## [WORK TO BE COMPLETED]
Retype without change the stretch of the data below from the line containing "text: entfernt: [182, 88, 220, 96]" through the line containing "text: Surround-Kanäle: [762, 25, 816, 47]", including both of those lines.

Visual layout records
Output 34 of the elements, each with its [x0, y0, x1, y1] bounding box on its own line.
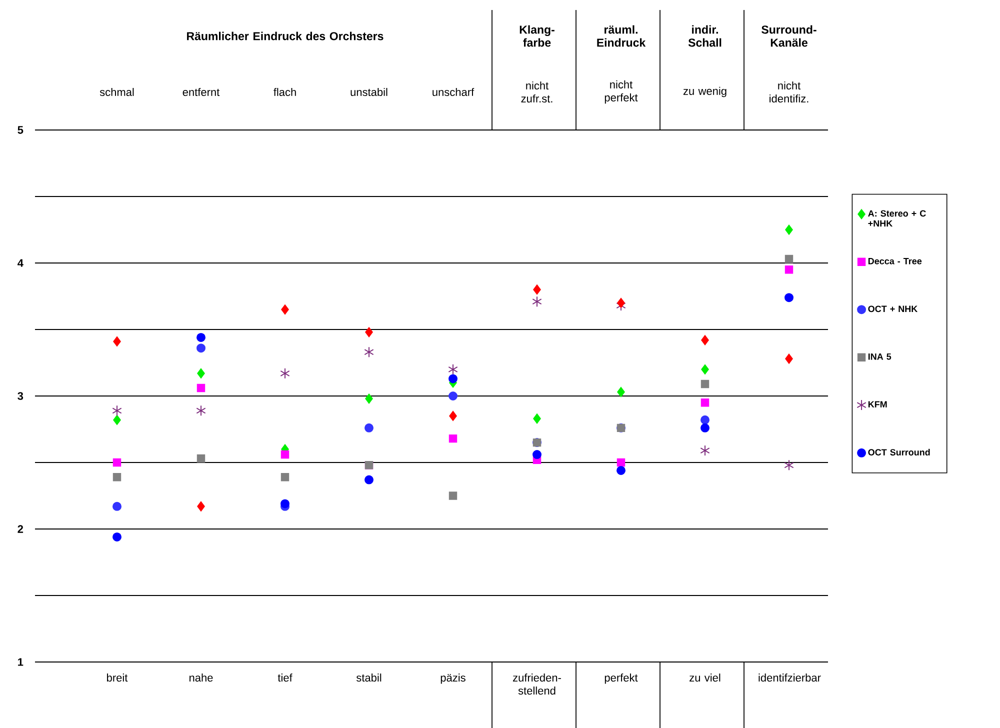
text: entfernt: [182, 88, 220, 96]
y-tick-label: 2: [18, 525, 24, 533]
text: unstabil: [350, 88, 388, 96]
y-tick-label: 4: [18, 259, 24, 267]
legend-label: OCT Surround: [868, 448, 930, 456]
x-tick-label: breit: [107, 674, 128, 682]
text: schmal: [100, 88, 134, 96]
x-tick-label: zufrieden-stellend: [512, 674, 561, 695]
x-tick-label: tief: [278, 674, 292, 682]
x-tick-label: perfekt: [604, 674, 638, 684]
text: nicht identifiz.: [770, 81, 808, 103]
text: flach: [274, 88, 296, 96]
text: unscharf: [432, 88, 474, 96]
y-tick-label: 3: [18, 392, 24, 400]
text: nicht zufr.st.: [521, 81, 552, 103]
x-tick-label: nahe: [190, 674, 213, 682]
text: indir. Schall: [688, 25, 722, 47]
legend-label: INA 5: [868, 353, 892, 360]
x-tick-label: stabil: [356, 674, 382, 682]
text: Surround-Kanäle: [762, 25, 816, 47]
text: Räumlicher Eindruck des Orchsters: [187, 32, 384, 40]
legend-label: OCT + NHK: [868, 306, 918, 312]
x-tick-label: zu viel: [690, 674, 720, 682]
text: Klang-farbe: [520, 25, 554, 47]
y-tick-label: 5: [18, 126, 24, 134]
text: räuml. Eindruck: [597, 25, 646, 47]
legend-label: KFM: [868, 401, 887, 408]
text: nicht perfekt: [604, 80, 638, 104]
x-tick-label: identifzierbar: [758, 674, 821, 682]
legend-label: Decca - Tree: [868, 258, 922, 264]
text: zu wenig: [683, 86, 726, 98]
y-tick-label: 1: [18, 658, 24, 666]
legend-label: A: Stereo + C +NHK: [868, 210, 926, 227]
x-tick-label: päzis: [440, 674, 466, 684]
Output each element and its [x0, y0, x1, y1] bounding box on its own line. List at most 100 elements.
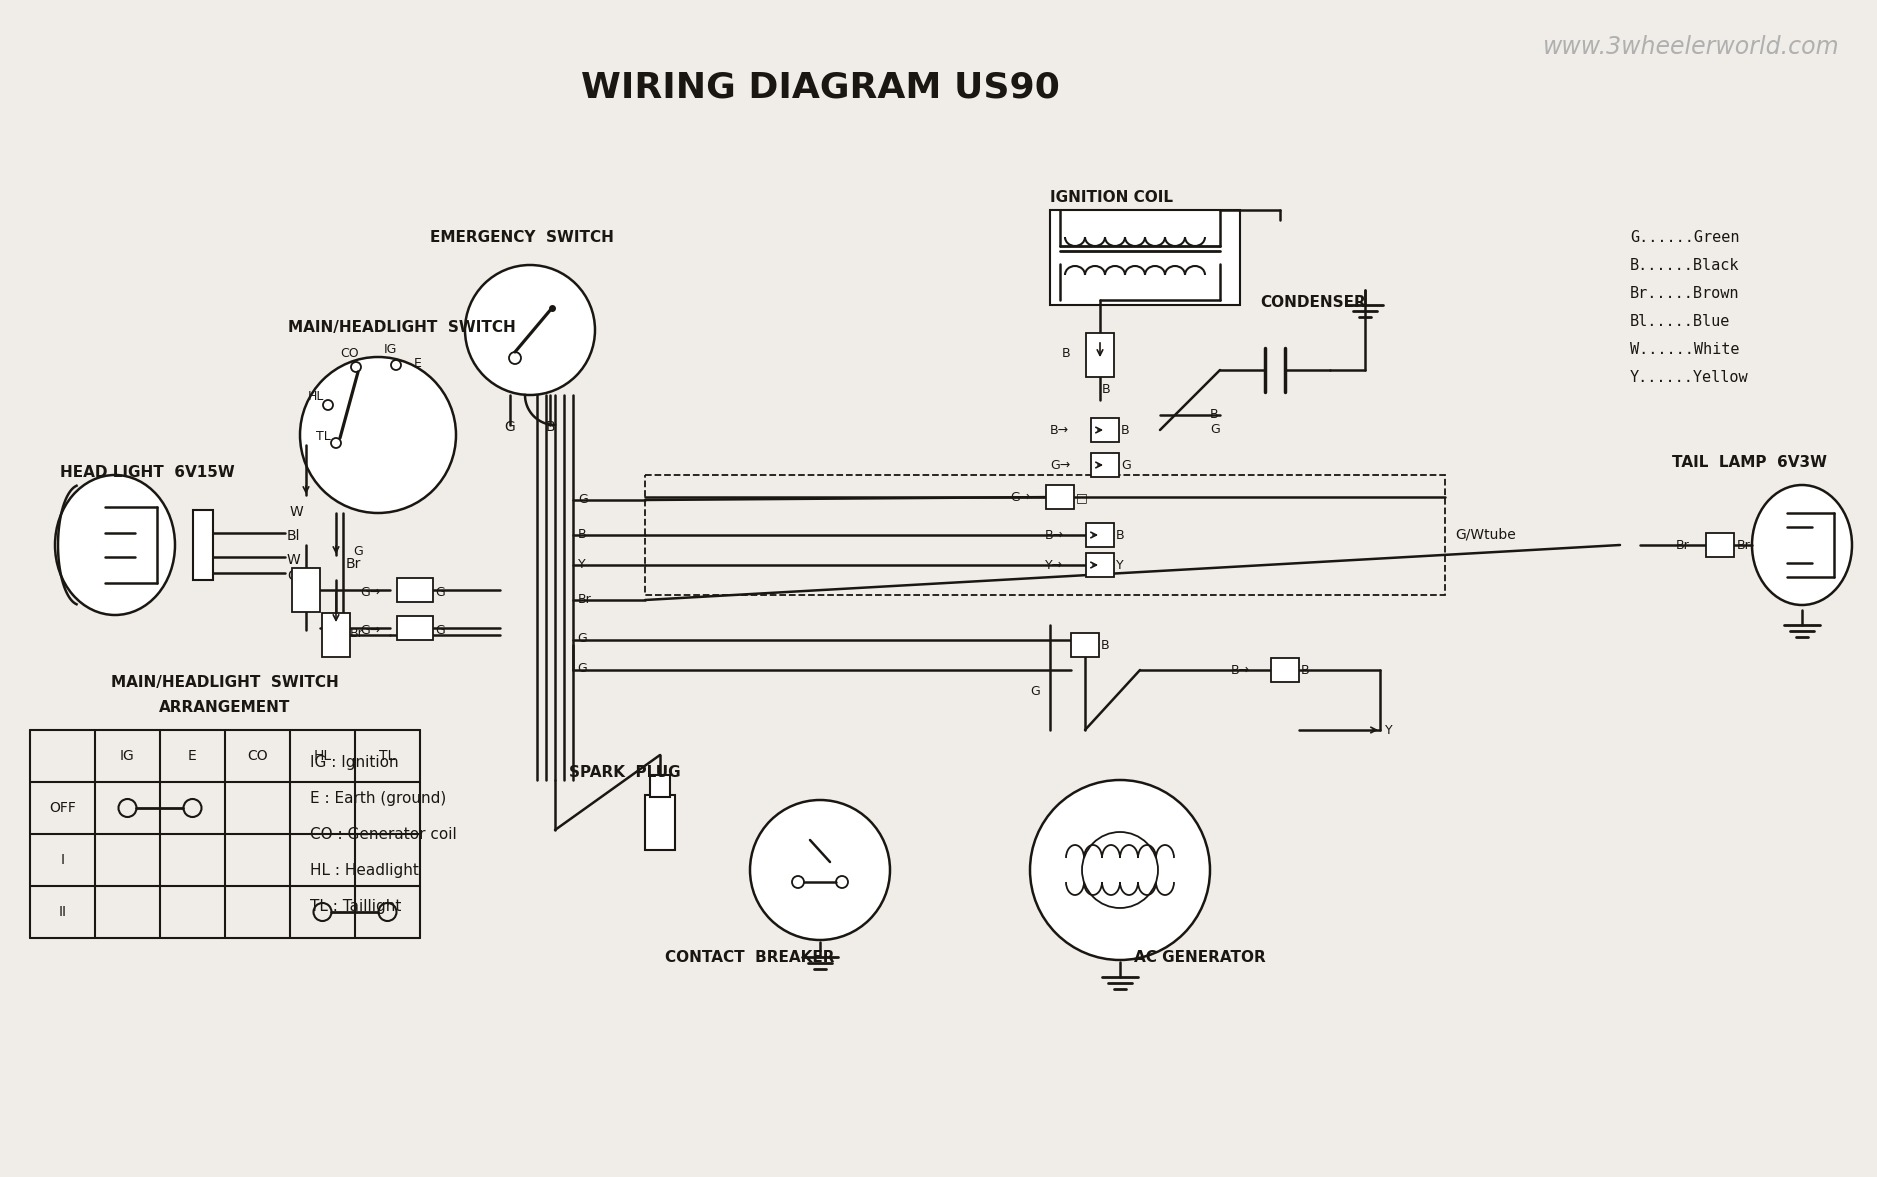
Text: CO : Generator coil: CO : Generator coil — [310, 827, 456, 842]
Text: B: B — [1102, 383, 1111, 395]
Text: HL: HL — [308, 390, 325, 403]
Text: B: B — [1301, 664, 1310, 677]
Bar — [1087, 553, 1115, 577]
Text: www.3wheelerworld.com: www.3wheelerworld.com — [1543, 35, 1839, 59]
Text: B→: B→ — [1045, 528, 1064, 541]
Text: CONDENSER: CONDENSER — [1259, 295, 1366, 310]
Text: G: G — [1030, 685, 1040, 698]
Bar — [1072, 633, 1100, 657]
Bar — [649, 774, 670, 797]
Text: B: B — [1061, 347, 1070, 360]
Text: Br: Br — [1736, 539, 1751, 552]
Text: OFF: OFF — [49, 802, 75, 814]
Text: IG: IG — [383, 343, 396, 355]
Text: G: G — [576, 632, 588, 645]
Text: HL: HL — [313, 749, 332, 763]
Text: IG: IG — [120, 749, 135, 763]
Text: Y: Y — [1385, 724, 1393, 737]
Circle shape — [1030, 780, 1211, 960]
Circle shape — [300, 357, 456, 513]
Circle shape — [465, 265, 595, 395]
Text: G: G — [287, 568, 298, 583]
Text: W: W — [289, 505, 302, 519]
Text: G: G — [435, 624, 445, 637]
Text: Y→: Y→ — [1045, 559, 1062, 572]
Text: B: B — [1117, 528, 1124, 541]
Bar — [1045, 485, 1074, 508]
Bar — [1091, 453, 1119, 477]
Text: E : Earth (ground): E : Earth (ground) — [310, 791, 447, 806]
Text: Bl.....Blue: Bl.....Blue — [1629, 314, 1731, 330]
Text: Br: Br — [578, 593, 591, 606]
Text: Br: Br — [349, 627, 364, 640]
Text: CO: CO — [248, 749, 268, 763]
Text: CO: CO — [342, 347, 359, 360]
Bar — [1091, 418, 1119, 443]
Text: G: G — [578, 493, 588, 506]
Circle shape — [1081, 832, 1158, 907]
Text: TAIL  LAMP  6V3W: TAIL LAMP 6V3W — [1672, 455, 1826, 470]
Text: CONTACT  BREAKER: CONTACT BREAKER — [664, 950, 835, 965]
Text: Br: Br — [345, 557, 362, 571]
Text: EMERGENCY  SWITCH: EMERGENCY SWITCH — [430, 230, 614, 245]
Text: TL: TL — [315, 430, 330, 443]
Text: □: □ — [1076, 491, 1089, 504]
Text: E: E — [188, 749, 197, 763]
Text: TL: TL — [379, 749, 396, 763]
Text: B→: B→ — [1049, 424, 1070, 437]
Text: ARRANGEMENT: ARRANGEMENT — [160, 700, 291, 714]
Text: G: G — [505, 420, 516, 434]
Text: B: B — [578, 528, 588, 541]
Text: Bl: Bl — [287, 528, 300, 543]
Text: G: G — [435, 586, 445, 599]
Text: W: W — [287, 553, 300, 567]
Text: B: B — [1121, 424, 1130, 437]
Text: G→: G→ — [360, 624, 381, 637]
Text: G: G — [576, 661, 588, 674]
Bar — [1087, 333, 1115, 377]
Bar — [1049, 210, 1241, 305]
Text: G: G — [1121, 459, 1130, 472]
Bar — [1087, 523, 1115, 547]
Ellipse shape — [54, 476, 175, 616]
Text: II: II — [58, 905, 66, 919]
Text: MAIN/HEADLIGHT  SWITCH: MAIN/HEADLIGHT SWITCH — [287, 320, 516, 335]
Circle shape — [751, 800, 890, 940]
Text: Br.....Brown: Br.....Brown — [1629, 286, 1740, 301]
Text: I: I — [60, 853, 64, 867]
Text: HEAD LIGHT  6V15W: HEAD LIGHT 6V15W — [60, 465, 235, 480]
Text: G→: G→ — [1049, 459, 1070, 472]
Text: TL : Taillight: TL : Taillight — [310, 899, 402, 915]
Text: W......White: W......White — [1629, 343, 1740, 357]
Text: B......Black: B......Black — [1629, 258, 1740, 273]
Bar — [1271, 658, 1299, 681]
Ellipse shape — [1751, 485, 1853, 605]
Text: B: B — [1211, 408, 1218, 421]
Text: G......Green: G......Green — [1629, 230, 1740, 245]
Bar — [323, 613, 349, 657]
Text: G→: G→ — [360, 586, 381, 599]
Text: G: G — [1211, 423, 1220, 435]
Text: E: E — [415, 357, 422, 370]
Text: AC GENERATOR: AC GENERATOR — [1134, 950, 1265, 965]
Text: B: B — [544, 420, 556, 434]
Text: IGNITION COIL: IGNITION COIL — [1049, 189, 1173, 205]
Bar — [398, 616, 434, 640]
Text: SPARK  PLUG: SPARK PLUG — [569, 765, 681, 780]
Bar — [646, 476, 1445, 596]
Bar — [293, 568, 319, 612]
Text: G/Wtube: G/Wtube — [1455, 527, 1517, 541]
Text: Y......Yellow: Y......Yellow — [1629, 370, 1749, 385]
Text: MAIN/HEADLIGHT  SWITCH: MAIN/HEADLIGHT SWITCH — [111, 674, 340, 690]
Bar — [193, 510, 212, 580]
Text: B: B — [1102, 639, 1109, 652]
Text: B→: B→ — [1231, 664, 1250, 677]
Bar — [646, 794, 676, 850]
Text: G: G — [353, 545, 362, 558]
Text: WIRING DIAGRAM US90: WIRING DIAGRAM US90 — [580, 69, 1059, 104]
Text: Y: Y — [1117, 559, 1124, 572]
Text: IG : Ignition: IG : Ignition — [310, 754, 398, 770]
Text: G→: G→ — [1010, 491, 1030, 504]
Text: Y: Y — [578, 558, 586, 571]
Bar — [1706, 533, 1734, 557]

## [EXERCISE ANSWER]
text: entfernt: [182, 88, 220, 96]
y-tick-label: 2: [18, 525, 24, 533]
text: unstabil: [350, 88, 388, 96]
y-tick-label: 4: [18, 259, 24, 267]
legend-label: OCT Surround: [868, 448, 930, 456]
x-tick-label: breit: [107, 674, 128, 682]
text: schmal: [100, 88, 134, 96]
x-tick-label: zufrieden-stellend: [512, 674, 561, 695]
x-tick-label: tief: [278, 674, 292, 682]
x-tick-label: perfekt: [604, 674, 638, 684]
text: nicht identifiz.: [770, 81, 808, 103]
text: flach: [274, 88, 296, 96]
text: unscharf: [432, 88, 474, 96]
y-tick-label: 3: [18, 392, 24, 400]
text: nicht zufr.st.: [521, 81, 552, 103]
x-tick-label: nahe: [190, 674, 213, 682]
text: indir. Schall: [688, 25, 722, 47]
legend-label: INA 5: [868, 353, 892, 360]
x-tick-label: stabil: [356, 674, 382, 682]
text: Surround-Kanäle: [762, 25, 816, 47]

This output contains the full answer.